Request: Identify every line in the records below that contains the word "about", and copy each of those lines.

Record set:
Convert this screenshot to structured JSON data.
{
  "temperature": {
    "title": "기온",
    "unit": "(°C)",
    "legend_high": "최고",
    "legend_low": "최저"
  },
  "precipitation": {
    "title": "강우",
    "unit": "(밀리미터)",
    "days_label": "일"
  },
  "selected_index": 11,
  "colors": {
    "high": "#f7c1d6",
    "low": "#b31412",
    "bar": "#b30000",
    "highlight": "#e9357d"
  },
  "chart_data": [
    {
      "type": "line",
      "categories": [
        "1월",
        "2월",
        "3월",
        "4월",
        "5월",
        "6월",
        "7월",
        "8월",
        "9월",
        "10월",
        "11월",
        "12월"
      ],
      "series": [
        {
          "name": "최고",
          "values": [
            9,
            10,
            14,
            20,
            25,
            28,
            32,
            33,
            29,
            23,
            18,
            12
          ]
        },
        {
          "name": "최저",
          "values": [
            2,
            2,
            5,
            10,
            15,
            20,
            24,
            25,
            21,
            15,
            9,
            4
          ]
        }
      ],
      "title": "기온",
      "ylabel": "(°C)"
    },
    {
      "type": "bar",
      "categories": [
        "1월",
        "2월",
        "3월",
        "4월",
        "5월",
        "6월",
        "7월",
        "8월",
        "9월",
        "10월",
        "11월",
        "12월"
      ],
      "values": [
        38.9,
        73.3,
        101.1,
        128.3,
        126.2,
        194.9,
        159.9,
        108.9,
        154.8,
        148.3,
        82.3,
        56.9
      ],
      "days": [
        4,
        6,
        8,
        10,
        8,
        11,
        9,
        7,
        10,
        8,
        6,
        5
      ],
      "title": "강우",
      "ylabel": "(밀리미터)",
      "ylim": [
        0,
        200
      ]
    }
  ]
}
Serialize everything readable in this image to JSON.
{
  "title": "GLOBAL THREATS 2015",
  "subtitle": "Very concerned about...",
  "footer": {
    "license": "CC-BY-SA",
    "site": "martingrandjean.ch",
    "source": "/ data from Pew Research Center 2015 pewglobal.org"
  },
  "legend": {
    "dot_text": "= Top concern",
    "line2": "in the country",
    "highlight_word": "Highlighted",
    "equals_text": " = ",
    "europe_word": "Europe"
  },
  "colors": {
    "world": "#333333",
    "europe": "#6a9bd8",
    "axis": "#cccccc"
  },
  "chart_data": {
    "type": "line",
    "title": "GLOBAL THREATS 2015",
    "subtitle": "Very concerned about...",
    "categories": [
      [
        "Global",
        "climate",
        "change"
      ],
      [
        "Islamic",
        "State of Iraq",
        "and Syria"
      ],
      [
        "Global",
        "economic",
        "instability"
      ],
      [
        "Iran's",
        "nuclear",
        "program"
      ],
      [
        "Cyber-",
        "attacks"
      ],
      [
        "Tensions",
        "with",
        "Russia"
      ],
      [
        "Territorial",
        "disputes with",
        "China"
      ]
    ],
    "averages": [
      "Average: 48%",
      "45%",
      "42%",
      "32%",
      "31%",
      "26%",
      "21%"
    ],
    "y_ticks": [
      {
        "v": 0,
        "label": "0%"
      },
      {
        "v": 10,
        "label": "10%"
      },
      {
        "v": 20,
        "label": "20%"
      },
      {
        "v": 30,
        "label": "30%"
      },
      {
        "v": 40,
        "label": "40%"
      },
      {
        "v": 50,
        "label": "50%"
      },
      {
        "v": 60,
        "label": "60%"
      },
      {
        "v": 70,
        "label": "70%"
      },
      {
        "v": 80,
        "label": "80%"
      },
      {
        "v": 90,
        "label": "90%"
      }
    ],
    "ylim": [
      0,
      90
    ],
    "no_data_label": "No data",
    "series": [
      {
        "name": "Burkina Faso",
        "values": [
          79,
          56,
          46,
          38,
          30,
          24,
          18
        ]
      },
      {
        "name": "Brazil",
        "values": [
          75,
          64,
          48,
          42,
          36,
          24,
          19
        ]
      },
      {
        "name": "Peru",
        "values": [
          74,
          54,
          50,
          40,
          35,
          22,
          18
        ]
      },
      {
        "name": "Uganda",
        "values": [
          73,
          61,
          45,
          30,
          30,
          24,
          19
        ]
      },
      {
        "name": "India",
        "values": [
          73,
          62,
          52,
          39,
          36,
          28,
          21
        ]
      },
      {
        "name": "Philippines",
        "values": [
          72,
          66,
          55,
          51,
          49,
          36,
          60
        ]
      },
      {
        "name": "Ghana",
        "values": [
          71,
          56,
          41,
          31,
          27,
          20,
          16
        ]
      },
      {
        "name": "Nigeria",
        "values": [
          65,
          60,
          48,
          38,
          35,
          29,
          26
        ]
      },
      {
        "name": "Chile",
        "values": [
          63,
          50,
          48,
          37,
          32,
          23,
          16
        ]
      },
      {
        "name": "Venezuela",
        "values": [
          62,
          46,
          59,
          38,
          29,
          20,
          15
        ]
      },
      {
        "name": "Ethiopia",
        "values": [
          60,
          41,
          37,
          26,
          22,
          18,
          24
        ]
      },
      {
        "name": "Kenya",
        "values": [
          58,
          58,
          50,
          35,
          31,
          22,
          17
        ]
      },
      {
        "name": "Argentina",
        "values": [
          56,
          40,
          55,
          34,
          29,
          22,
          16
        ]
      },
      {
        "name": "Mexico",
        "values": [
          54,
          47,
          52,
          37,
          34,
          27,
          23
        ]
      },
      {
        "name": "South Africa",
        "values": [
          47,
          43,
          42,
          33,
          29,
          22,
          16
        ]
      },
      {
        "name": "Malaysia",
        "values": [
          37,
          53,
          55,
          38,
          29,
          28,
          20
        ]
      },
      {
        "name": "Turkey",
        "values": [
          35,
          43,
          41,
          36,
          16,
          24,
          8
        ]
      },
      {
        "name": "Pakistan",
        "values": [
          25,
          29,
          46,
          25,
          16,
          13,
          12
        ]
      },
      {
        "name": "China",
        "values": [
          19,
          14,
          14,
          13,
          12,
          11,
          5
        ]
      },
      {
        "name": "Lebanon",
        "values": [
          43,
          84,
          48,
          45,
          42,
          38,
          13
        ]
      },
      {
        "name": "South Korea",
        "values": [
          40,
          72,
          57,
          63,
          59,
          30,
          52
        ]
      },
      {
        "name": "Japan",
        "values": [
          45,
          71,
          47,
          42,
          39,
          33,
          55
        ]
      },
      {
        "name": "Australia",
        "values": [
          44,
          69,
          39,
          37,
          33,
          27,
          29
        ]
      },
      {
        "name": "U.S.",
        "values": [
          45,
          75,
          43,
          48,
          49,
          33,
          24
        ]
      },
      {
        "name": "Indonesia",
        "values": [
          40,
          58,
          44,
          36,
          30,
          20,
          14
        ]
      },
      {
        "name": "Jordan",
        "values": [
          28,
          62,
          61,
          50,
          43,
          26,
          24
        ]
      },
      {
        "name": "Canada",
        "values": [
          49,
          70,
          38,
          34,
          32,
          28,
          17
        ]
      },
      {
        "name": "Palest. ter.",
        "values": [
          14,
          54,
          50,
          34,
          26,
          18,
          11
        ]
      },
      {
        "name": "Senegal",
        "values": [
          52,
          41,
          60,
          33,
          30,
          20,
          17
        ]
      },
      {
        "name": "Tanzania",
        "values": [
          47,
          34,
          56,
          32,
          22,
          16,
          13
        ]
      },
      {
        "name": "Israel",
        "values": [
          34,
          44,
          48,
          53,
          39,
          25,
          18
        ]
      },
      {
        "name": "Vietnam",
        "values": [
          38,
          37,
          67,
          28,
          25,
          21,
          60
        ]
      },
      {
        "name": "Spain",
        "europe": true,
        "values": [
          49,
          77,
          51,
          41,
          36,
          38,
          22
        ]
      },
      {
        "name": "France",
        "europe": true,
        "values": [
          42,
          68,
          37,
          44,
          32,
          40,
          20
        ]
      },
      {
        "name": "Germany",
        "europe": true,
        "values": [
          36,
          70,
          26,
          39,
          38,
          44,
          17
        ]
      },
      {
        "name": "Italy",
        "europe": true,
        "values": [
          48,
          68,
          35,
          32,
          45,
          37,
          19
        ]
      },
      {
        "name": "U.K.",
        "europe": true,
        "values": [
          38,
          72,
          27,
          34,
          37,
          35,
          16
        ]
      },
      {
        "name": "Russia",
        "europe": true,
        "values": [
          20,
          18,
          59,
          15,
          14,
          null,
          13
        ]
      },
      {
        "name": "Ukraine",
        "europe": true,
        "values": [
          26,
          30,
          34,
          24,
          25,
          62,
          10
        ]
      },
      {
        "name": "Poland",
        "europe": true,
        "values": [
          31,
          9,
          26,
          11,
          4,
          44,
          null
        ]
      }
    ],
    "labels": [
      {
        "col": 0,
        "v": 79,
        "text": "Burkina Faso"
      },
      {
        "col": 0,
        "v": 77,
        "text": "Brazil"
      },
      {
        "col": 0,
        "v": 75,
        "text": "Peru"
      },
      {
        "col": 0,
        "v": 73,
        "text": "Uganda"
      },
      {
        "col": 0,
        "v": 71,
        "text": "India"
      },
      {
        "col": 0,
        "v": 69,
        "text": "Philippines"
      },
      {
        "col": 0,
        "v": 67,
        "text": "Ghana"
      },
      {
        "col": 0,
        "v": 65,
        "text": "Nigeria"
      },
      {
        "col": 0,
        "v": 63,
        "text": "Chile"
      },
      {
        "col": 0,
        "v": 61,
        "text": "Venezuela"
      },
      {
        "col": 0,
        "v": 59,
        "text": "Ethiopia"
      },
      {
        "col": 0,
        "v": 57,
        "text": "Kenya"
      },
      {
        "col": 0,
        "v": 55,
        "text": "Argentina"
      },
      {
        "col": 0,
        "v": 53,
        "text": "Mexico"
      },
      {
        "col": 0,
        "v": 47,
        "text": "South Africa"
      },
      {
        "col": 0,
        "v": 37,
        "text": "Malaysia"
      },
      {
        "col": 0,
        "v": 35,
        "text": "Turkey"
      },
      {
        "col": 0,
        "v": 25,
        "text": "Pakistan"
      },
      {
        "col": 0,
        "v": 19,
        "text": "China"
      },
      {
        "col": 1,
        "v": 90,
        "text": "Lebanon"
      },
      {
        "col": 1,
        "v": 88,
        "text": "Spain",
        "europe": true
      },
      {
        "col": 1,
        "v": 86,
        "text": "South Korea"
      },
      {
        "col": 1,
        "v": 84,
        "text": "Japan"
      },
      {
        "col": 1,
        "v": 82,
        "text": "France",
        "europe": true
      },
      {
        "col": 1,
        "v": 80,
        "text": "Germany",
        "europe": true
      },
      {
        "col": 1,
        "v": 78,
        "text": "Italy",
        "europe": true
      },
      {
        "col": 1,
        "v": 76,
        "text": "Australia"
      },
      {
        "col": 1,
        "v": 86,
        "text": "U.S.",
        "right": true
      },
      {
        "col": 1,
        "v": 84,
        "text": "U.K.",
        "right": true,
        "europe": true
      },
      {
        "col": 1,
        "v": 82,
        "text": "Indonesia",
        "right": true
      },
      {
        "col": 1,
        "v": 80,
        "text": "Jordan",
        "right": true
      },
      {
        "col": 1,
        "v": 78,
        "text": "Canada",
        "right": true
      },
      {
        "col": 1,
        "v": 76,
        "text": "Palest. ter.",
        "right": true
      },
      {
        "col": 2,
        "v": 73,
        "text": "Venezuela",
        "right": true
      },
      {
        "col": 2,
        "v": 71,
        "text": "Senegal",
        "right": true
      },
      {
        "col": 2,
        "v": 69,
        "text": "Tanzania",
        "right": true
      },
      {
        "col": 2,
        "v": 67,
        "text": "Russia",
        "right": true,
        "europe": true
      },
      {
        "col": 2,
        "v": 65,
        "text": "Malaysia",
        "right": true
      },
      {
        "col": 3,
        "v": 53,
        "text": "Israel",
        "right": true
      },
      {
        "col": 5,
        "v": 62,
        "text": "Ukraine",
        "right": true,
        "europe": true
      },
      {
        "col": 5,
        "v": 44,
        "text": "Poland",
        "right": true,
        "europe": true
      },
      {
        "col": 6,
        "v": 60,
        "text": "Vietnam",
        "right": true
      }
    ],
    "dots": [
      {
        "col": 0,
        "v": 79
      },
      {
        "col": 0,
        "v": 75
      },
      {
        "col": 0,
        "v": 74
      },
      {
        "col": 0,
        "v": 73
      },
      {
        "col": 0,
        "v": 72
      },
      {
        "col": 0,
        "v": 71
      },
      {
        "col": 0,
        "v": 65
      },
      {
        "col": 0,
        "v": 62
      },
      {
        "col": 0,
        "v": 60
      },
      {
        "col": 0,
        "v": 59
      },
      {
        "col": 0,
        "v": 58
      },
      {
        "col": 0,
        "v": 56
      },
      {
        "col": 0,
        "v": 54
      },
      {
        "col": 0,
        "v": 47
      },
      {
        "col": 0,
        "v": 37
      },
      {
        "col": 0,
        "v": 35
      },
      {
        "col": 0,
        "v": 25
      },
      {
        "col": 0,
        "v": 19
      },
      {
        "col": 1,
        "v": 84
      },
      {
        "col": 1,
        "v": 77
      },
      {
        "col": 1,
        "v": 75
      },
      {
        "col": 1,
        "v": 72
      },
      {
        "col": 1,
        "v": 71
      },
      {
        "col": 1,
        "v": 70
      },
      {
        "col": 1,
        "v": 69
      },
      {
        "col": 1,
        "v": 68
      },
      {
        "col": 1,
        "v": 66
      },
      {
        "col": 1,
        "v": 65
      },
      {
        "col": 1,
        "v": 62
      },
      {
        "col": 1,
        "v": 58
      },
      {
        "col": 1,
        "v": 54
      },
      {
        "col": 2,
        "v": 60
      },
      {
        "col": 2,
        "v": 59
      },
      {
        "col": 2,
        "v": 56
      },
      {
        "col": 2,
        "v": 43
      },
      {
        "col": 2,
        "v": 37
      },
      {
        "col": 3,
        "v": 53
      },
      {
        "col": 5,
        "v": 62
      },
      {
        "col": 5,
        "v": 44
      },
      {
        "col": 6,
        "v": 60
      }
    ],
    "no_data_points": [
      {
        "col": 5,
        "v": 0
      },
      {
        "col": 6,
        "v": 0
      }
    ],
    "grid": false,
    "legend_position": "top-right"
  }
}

Response to the task:
  "subtitle": "Very concerned about...",
    "subtitle": "Very concerned about...",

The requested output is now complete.